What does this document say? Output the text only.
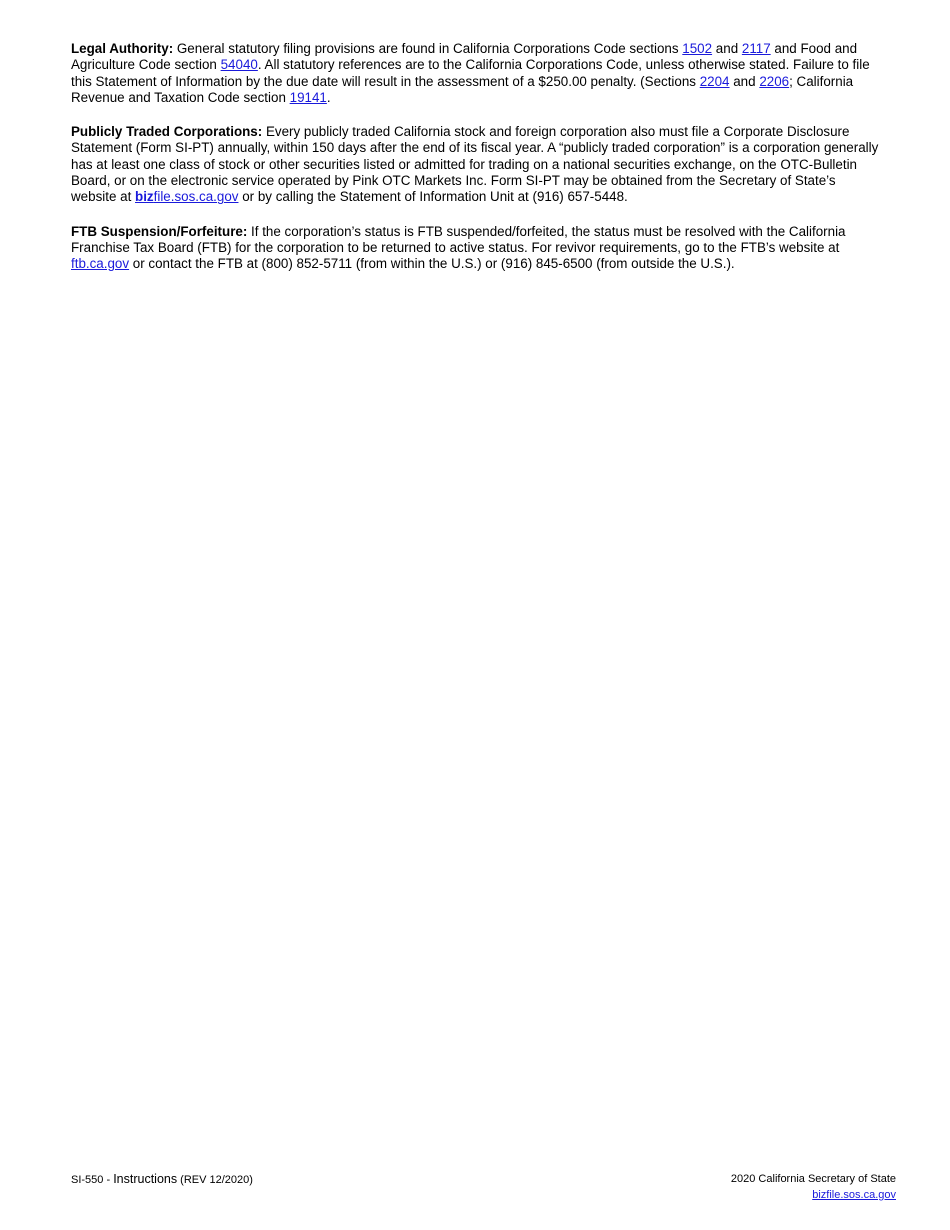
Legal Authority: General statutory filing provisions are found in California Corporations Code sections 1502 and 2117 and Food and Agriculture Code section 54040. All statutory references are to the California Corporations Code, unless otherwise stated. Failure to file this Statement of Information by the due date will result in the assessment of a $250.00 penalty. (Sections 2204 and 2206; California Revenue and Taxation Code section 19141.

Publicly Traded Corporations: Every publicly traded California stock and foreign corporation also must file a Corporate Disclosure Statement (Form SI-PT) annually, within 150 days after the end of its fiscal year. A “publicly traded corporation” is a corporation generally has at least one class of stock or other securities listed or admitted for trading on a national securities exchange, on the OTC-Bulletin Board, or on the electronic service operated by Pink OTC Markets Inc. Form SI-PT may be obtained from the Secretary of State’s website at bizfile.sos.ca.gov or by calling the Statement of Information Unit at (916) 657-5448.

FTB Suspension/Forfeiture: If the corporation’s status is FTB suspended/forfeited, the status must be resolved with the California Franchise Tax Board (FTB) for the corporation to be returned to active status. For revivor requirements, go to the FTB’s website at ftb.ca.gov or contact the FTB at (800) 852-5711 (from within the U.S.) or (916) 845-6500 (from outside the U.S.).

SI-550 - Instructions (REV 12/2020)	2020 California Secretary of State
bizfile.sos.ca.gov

━━━━━━━━━━

(Your instructions):
Work out how many lines of the data hold the string "this". Reply with that number alone.

(Answer):
2